* [AIM OF THE EXERCISE]:
Copy each line holding the string "name".

Begin ENTRIES

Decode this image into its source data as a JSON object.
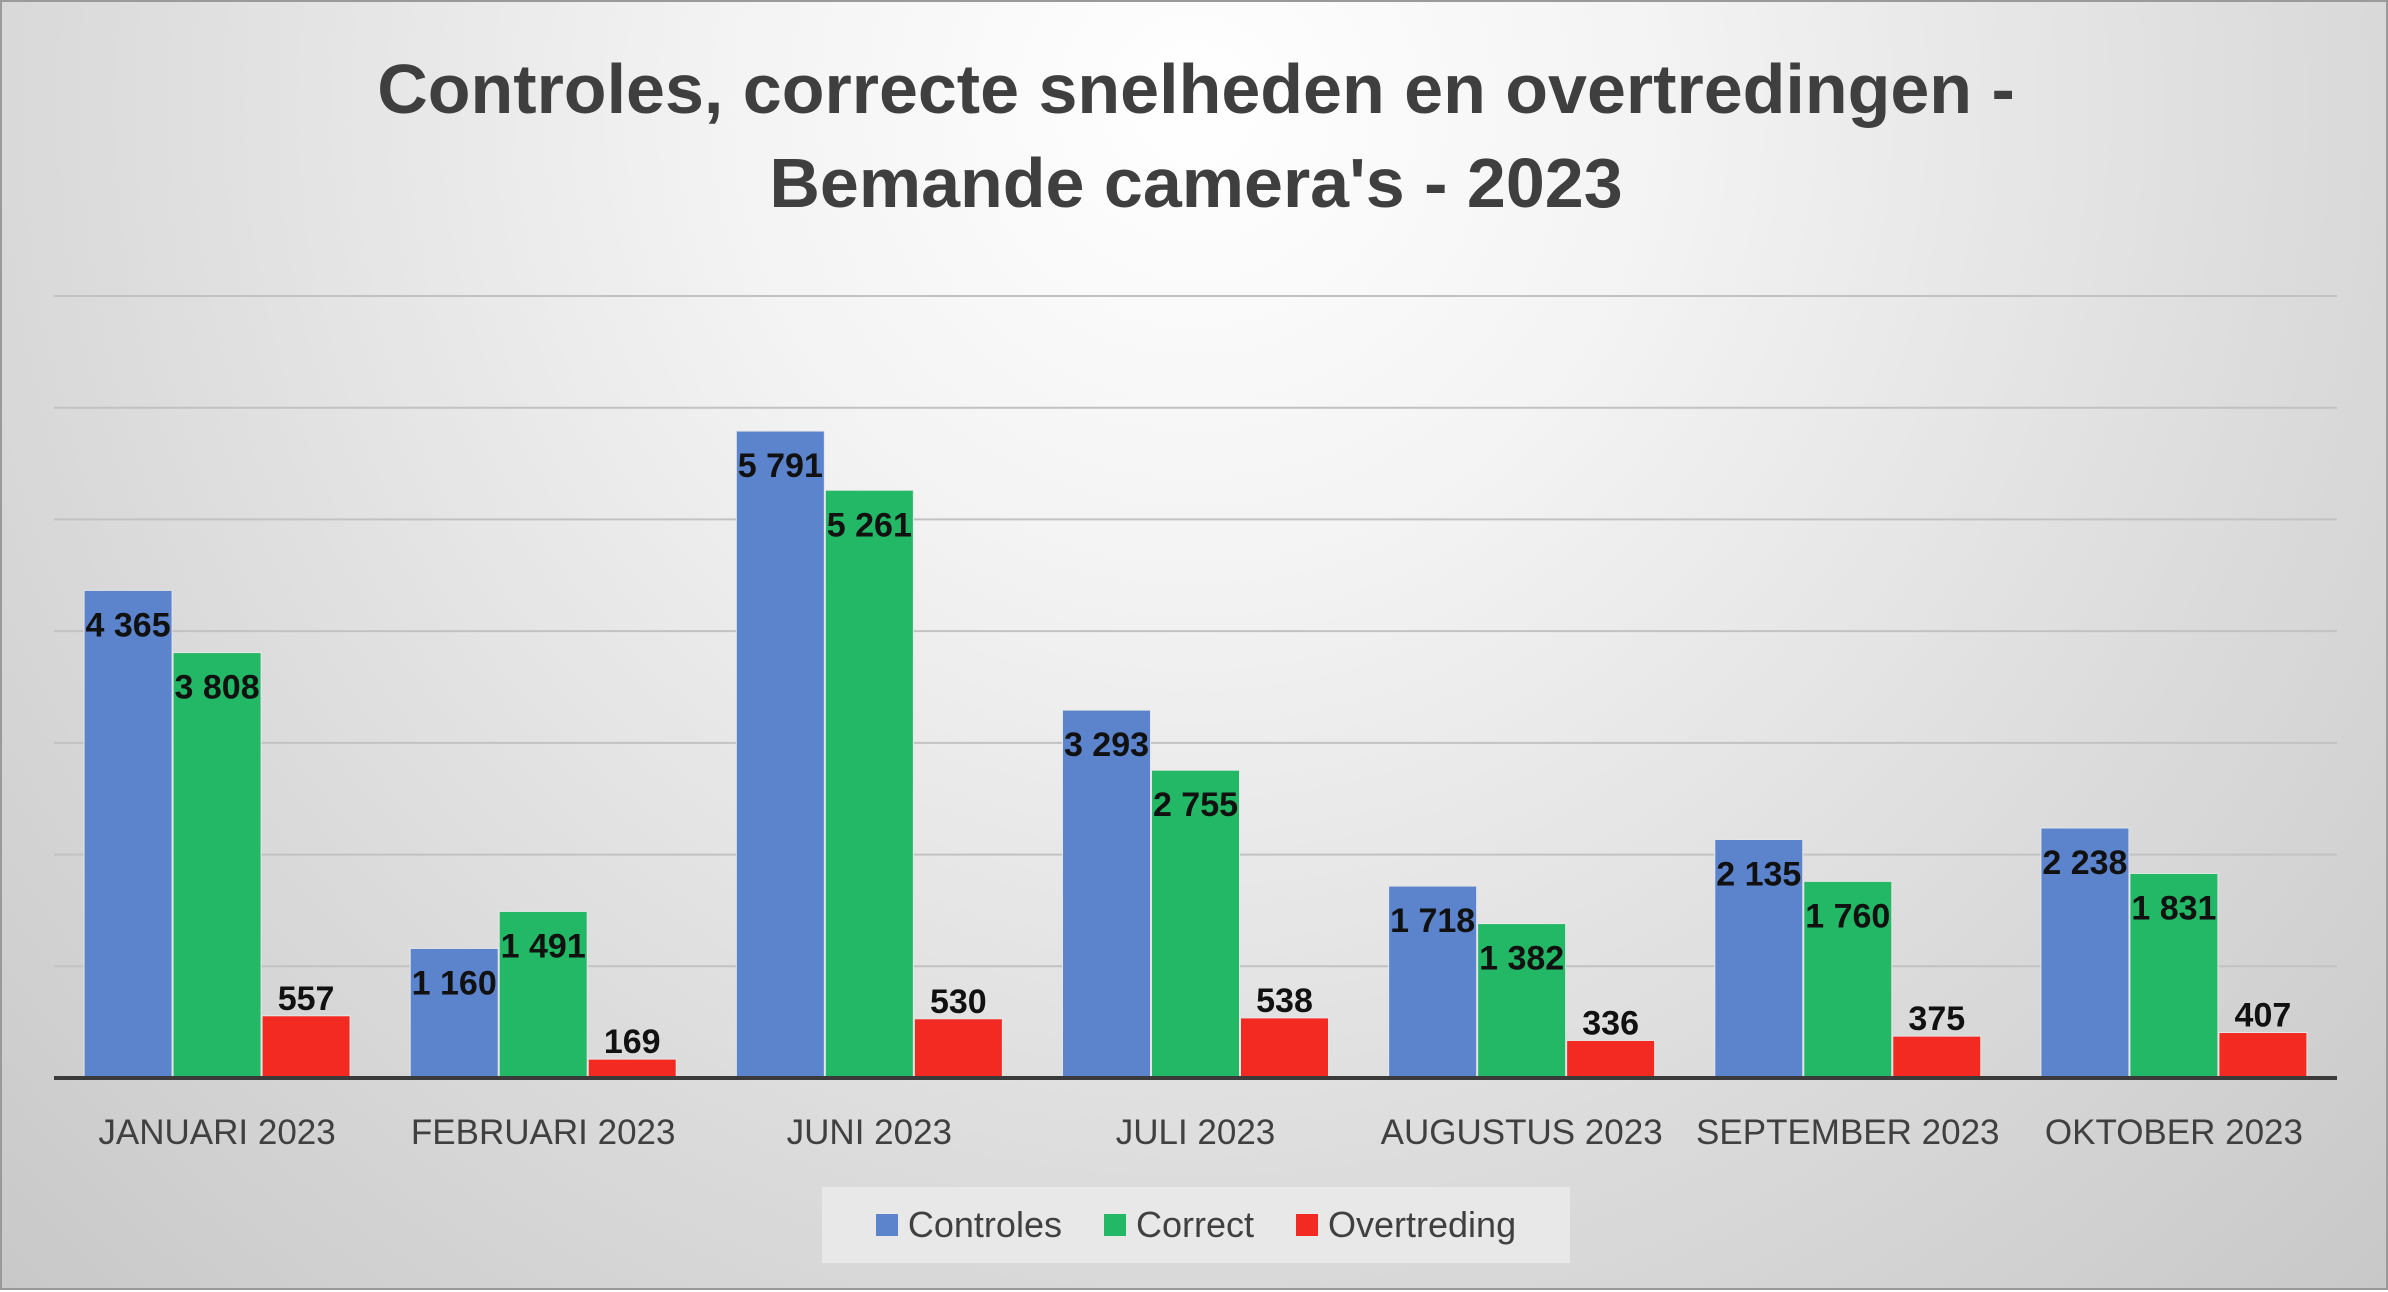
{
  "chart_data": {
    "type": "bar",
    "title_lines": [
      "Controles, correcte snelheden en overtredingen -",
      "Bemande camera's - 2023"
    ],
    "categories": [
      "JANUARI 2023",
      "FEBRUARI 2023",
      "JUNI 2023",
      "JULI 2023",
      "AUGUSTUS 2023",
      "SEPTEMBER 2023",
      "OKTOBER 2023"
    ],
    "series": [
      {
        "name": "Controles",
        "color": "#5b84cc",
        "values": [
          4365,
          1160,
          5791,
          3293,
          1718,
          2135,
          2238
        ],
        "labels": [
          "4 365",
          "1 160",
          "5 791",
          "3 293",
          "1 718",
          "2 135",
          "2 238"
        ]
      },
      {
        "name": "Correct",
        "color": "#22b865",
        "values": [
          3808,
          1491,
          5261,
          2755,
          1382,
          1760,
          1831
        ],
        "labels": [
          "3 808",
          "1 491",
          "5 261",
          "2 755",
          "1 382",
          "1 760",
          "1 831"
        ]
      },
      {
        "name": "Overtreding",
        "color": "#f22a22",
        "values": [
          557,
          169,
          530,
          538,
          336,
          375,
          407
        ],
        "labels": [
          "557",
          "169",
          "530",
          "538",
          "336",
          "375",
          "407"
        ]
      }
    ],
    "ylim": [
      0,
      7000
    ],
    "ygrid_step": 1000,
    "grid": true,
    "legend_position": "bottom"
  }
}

End ENTRIES
Begin ENTRIES

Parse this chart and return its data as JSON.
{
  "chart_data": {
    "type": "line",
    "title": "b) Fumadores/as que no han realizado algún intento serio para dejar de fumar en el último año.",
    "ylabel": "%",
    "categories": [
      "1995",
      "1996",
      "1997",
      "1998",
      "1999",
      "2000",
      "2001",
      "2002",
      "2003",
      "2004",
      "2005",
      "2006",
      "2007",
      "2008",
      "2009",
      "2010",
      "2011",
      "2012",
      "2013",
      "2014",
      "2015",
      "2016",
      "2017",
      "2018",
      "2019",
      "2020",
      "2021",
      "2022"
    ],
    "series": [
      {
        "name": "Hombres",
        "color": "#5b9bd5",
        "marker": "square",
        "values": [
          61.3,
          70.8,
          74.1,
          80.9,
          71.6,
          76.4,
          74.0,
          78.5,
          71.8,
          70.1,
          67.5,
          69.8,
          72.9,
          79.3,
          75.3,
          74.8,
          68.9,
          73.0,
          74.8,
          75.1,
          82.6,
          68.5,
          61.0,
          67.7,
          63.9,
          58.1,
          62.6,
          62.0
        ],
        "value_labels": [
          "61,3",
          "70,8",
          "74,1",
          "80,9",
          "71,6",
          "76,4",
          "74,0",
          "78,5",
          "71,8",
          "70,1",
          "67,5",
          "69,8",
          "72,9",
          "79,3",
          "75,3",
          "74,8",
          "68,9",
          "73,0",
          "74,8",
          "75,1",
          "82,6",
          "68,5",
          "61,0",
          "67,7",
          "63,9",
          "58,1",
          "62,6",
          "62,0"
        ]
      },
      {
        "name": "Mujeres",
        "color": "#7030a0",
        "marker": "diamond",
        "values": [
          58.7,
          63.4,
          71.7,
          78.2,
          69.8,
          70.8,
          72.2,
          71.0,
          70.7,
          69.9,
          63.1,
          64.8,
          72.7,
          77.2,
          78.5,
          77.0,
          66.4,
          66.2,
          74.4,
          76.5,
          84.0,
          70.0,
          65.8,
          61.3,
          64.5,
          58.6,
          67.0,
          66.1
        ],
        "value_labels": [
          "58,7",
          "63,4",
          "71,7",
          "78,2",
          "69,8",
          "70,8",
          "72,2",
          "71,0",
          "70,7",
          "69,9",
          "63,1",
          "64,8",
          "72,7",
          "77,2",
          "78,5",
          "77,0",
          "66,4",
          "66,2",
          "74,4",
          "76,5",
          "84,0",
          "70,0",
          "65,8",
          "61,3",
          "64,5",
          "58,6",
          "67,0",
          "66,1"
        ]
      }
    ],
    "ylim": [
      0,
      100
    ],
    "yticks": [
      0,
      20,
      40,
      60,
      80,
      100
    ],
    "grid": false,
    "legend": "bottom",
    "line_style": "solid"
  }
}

End ENTRIES

* [THE SOLUTION]:
        "name": "Controles",
        "name": "Correct",
        "name": "Overtreding",
        "name": "Hombres",
        "name": "Mujeres",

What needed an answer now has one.